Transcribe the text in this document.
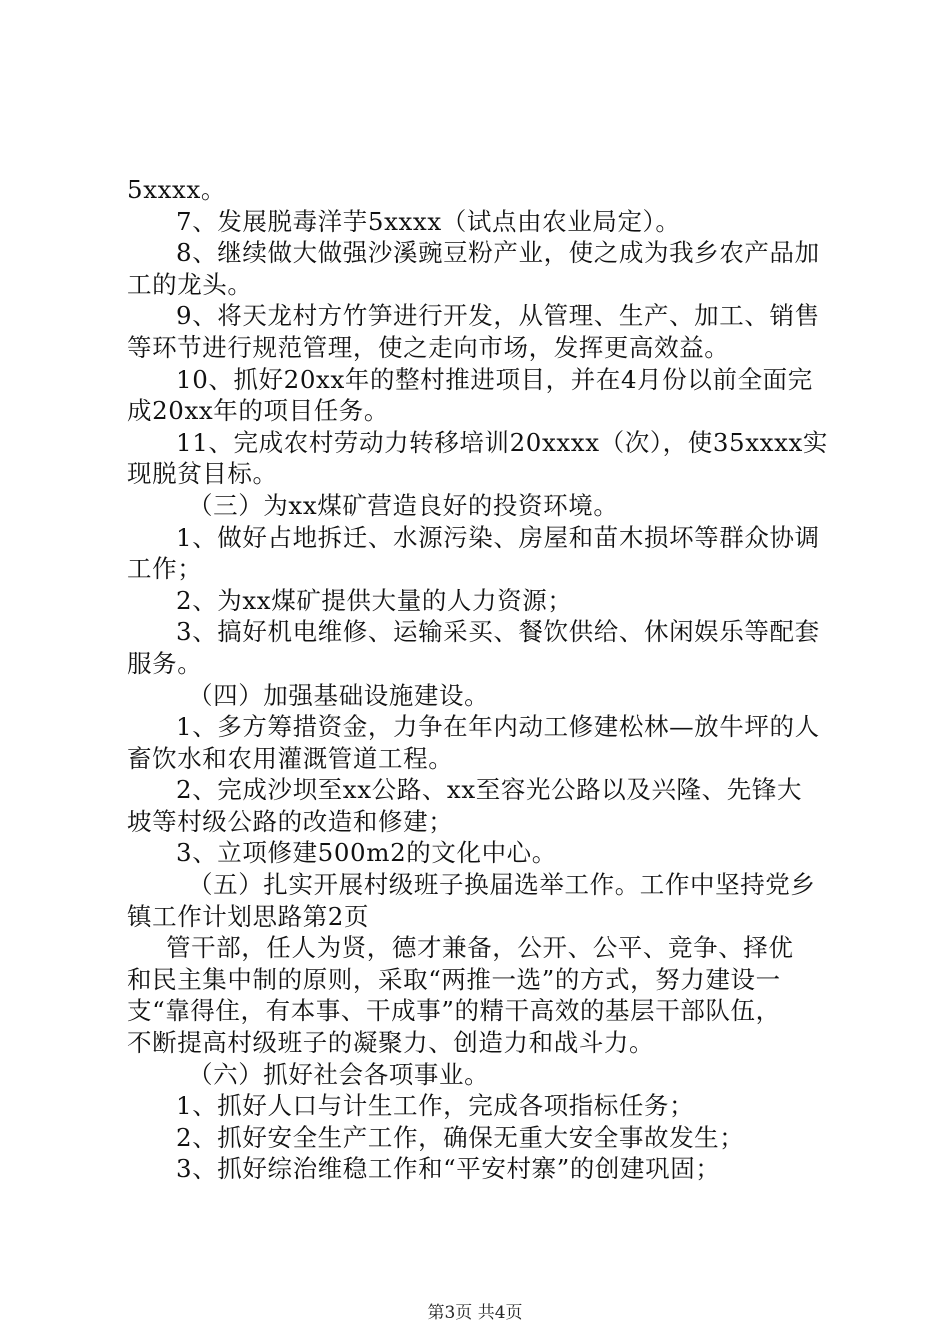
5xxxx。
7、发展脱毒洋芋5xxxx（试点由农业局定）。
8、继续做大做强沙溪豌豆粉产业，使之成为我乡农产品加
工的龙头。
9、将天龙村方竹笋进行开发，从管理、生产、加工、销售
等环节进行规范管理，使之走向市场，发挥更高效益。
10、抓好20xx年的整村推进项目，并在4月份以前全面完
成20xx年的项目任务。
11、完成农村劳动力转移培训20xxxx（次），使35xxxx实
现脱贫目标。
（三）为xx煤矿营造良好的投资环境。
1、做好占地拆迁、水源污染、房屋和苗木损坏等群众协调
工作；
2、为xx煤矿提供大量的人力资源；
3、搞好机电维修、运输采买、餐饮供给、休闲娱乐等配套
服务。
（四）加强基础设施建设。
1、多方筹措资金，力争在年内动工修建松林—放牛坪的人
畜饮水和农用灌溉管道工程。
2、完成沙坝至xx公路、xx至容光公路以及兴隆、先锋大
坡等村级公路的改造和修建；
3、立项修建500m2的文化中心。
（五）扎实开展村级班子换届选举工作。工作中坚持党乡
镇工作计划思路第2页
管干部，任人为贤，德才兼备，公开、公平、竞争、择优
和民主集中制的原则，采取“两推一选”的方式，努力建设一
支“靠得住，有本事、干成事”的精干高效的基层干部队伍，
不断提高村级班子的凝聚力、创造力和战斗力。
（六）抓好社会各项事业。
1、抓好人口与计生工作，完成各项指标任务；
2、抓好安全生产工作，确保无重大安全事故发生；
3、抓好综治维稳工作和“平安村寨”的创建巩固；
第3页 共4页
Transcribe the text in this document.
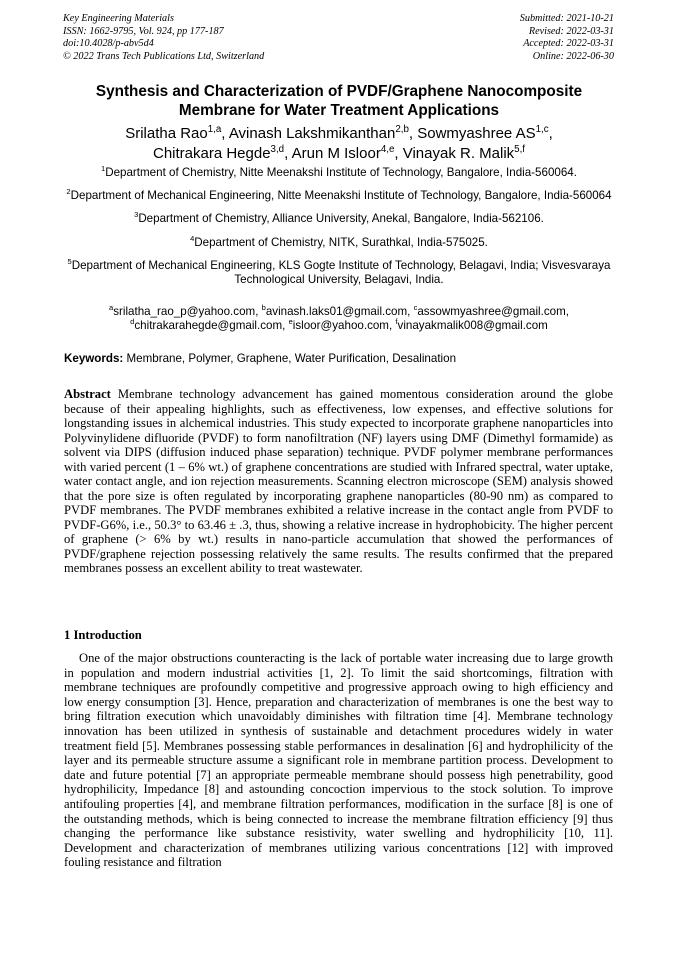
Key Engineering Materials
ISSN: 1662-9795, Vol. 924, pp 177-187
doi:10.4028/p-abv5d4
© 2022 Trans Tech Publications Ltd, Switzerland
Submitted: 2021-10-21
Revised: 2022-03-31
Accepted: 2022-03-31
Online: 2022-06-30
Synthesis and Characterization of PVDF/Graphene Nanocomposite
Membrane for Water Treatment Applications
Srilatha Rao$^{1,a}$, Avinash Lakshmikanthan$^{2,b}$, Sowmyashree AS$^{1,c}$,
Chitrakara Hegde$^{3,d}$, Arun M Isloor$^{4,e}$, Vinayak R. Malik$^{5,f}$
$^1$Department of Chemistry, Nitte Meenakshi Institute of Technology, Bangalore, India-560064.
$^2$Department of Mechanical Engineering, Nitte Meenakshi Institute of Technology, Bangalore, India-560064
$^3$Department of Chemistry, Alliance University, Anekal, Bangalore, India-562106.
$^4$Department of Chemistry, NITK, Surathkal, India-575025.
$^5$Department of Mechanical Engineering, KLS Gogte Institute of Technology, Belagavi, India; Visvesvaraya Technological University, Belagavi, India.
$^a$srilatha_rao_p@yahoo.com, $^b$avinash.laks01@gmail.com, $^c$assowmyashree@gmail.com,
$^d$chitrakarahegde@gmail.com, $^e$isloor@yahoo.com, $^f$vinayakmalik008@gmail.com
Keywords: Membrane, Polymer, Graphene, Water Purification, Desalination
Abstract Membrane technology advancement has gained momentous consideration around the globe because of their appealing highlights, such as effectiveness, low expenses, and effective solutions for longstanding issues in alchemical industries. This study expected to incorporate graphene nanoparticles into Polyvinylidene difluoride (PVDF) to form nanofiltration (NF) layers using DMF (Dimethyl formamide) as solvent via DIPS (diffusion induced phase separation) technique. PVDF polymer membrane performances with varied percent (1 – 6% wt.) of graphene concentrations are studied with Infrared spectral, water uptake, water contact angle, and ion rejection measurements. Scanning electron microscope (SEM) analysis showed that the pore size is often regulated by incorporating graphene nanoparticles (80-90 nm) as compared to PVDF membranes. The PVDF membranes exhibited a relative increase in the contact angle from PVDF to PVDF-G6%, i.e., 50.3° to 63.46 ± .3, thus, showing a relative increase in hydrophobicity. The higher percent of graphene (> 6% by wt.) results in nano-particle accumulation that showed the performances of PVDF/graphene rejection possessing relatively the same results. The results confirmed that the prepared membranes possess an excellent ability to treat wastewater.
1 Introduction
One of the major obstructions counteracting is the lack of portable water increasing due to large growth in population and modern industrial activities [1, 2]. To limit the said shortcomings, filtration with membrane techniques are profoundly competitive and progressive approach owing to high efficiency and low energy consumption [3]. Hence, preparation and characterization of membranes is one the best way to bring filtration execution which unavoidably diminishes with filtration time [4]. Membrane technology innovation has been utilized in synthesis of sustainable and detachment procedures widely in water treatment field [5]. Membranes possessing stable performances in desalination [6] and hydrophilicity of the layer and its permeable structure assume a significant role in membrane partition process. Development to date and future potential [7] an appropriate permeable membrane should possess high penetrability, good hydrophilicity, Impedance [8] and astounding concoction impervious to the stock solution. To improve antifouling properties [4], and membrane filtration performances, modification in the surface [8] is one of the outstanding methods, which is being connected to increase the membrane filtration efficiency [9] thus changing the performance like substance resistivity, water swelling and hydrophilicity [10, 11]. Development and characterization of membranes utilizing various concentrations [12] with improved fouling resistance and filtration
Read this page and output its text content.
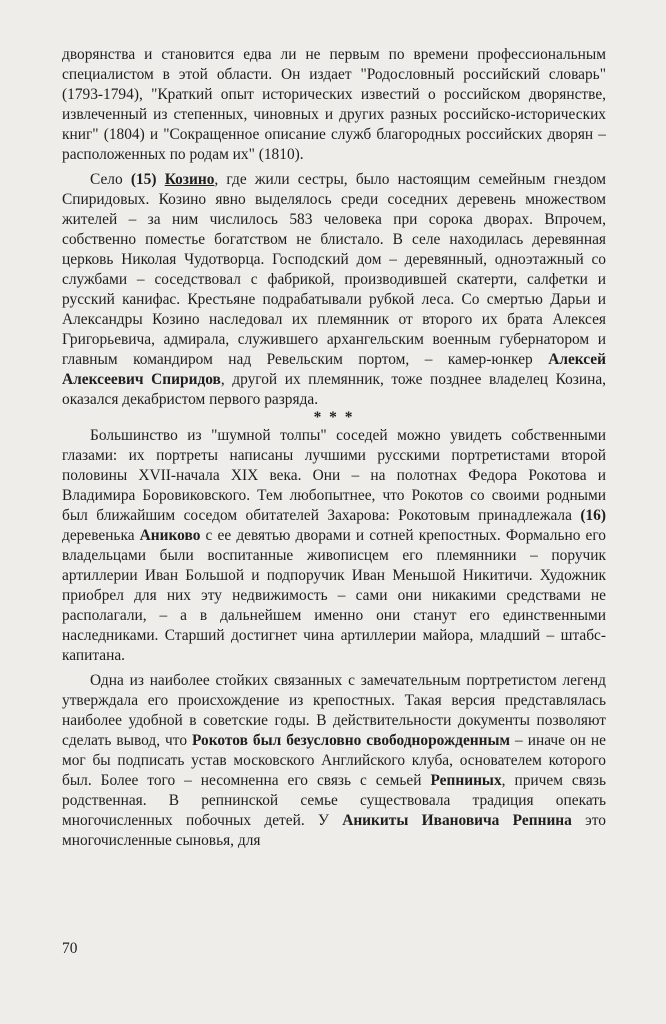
дворянства и становится едва ли не первым по времени профессиональным специалистом в этой области. Он издает "Родословный российский словарь" (1793-1794), "Краткий опыт исторических известий о российском дворянстве, извлеченный из степенных, чиновных и других разных российско-исторических книг" (1804) и "Сокращенное описание служб благородных российских дворян – расположенных по родам их" (1810).

Село (15) Козино, где жили сестры, было настоящим семейным гнездом Спиридовых. Козино явно выделялось среди соседних деревень множеством жителей – за ним числилось 583 человека при сорока дворах. Впрочем, собственно поместье богатством не блистало. В селе находилась деревянная церковь Николая Чудотворца. Господский дом – деревянный, одноэтажный со службами – соседствовал с фабрикой, производившей скатерти, салфетки и русский канифас. Крестьяне подрабатывали рубкой леса. Со смертью Дарьи и Александры Козино наследовал их племянник от второго их брата Алексея Григорьевича, адмирала, служившего архангельским военным губернатором и главным командиром над Ревельским портом, – камер-юнкер Алексей Алексеевич Спиридов, другой их племянник, тоже позднее владелец Козина, оказался декабристом первого разряда.

* * *

Большинство из "шумной толпы" соседей можно увидеть собственными глазами: их портреты написаны лучшими русскими портретистами второй половины XVII-начала XIX века. Они – на полотнах Федора Рокотова и Владимира Боровиковского. Тем любопытнее, что Рокотов со своими родными был ближайшим соседом обитателей Захарова: Рокотовым принадлежала (16) деревенька Аниково с ее девятью дворами и сотней крепостных. Формально его владельцами были воспитанные живописцем его племянники – поручик артиллерии Иван Большой и подпоручик Иван Меньшой Никитичи. Художник приобрел для них эту недвижимость – сами они никакими средствами не располагали, – а в дальнейшем именно они станут его единственными наследниками. Старший достигнет чина артиллерии майора, младший – штабс-капитана.

Одна из наиболее стойких связанных с замечательным портретистом легенд утверждала его происхождение из крепостных. Такая версия представлялась наиболее удобной в советские годы. В действительности документы позволяют сделать вывод, что Рокотов был безусловно свободнорожденным – иначе он не мог бы подписать устав московского Английского клуба, основателем которого был. Более того – несомненна его связь с семьей Репниных, причем связь родственная. В репнинской семье существовала традиция опекать многочисленных побочных детей. У Аникиты Ивановича Репнина это многочисленные сыновья, для

70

— STATED TASK —
Report the number of lines containing the string "University" and add nothing to it.

— RESPONSE BELOW —
2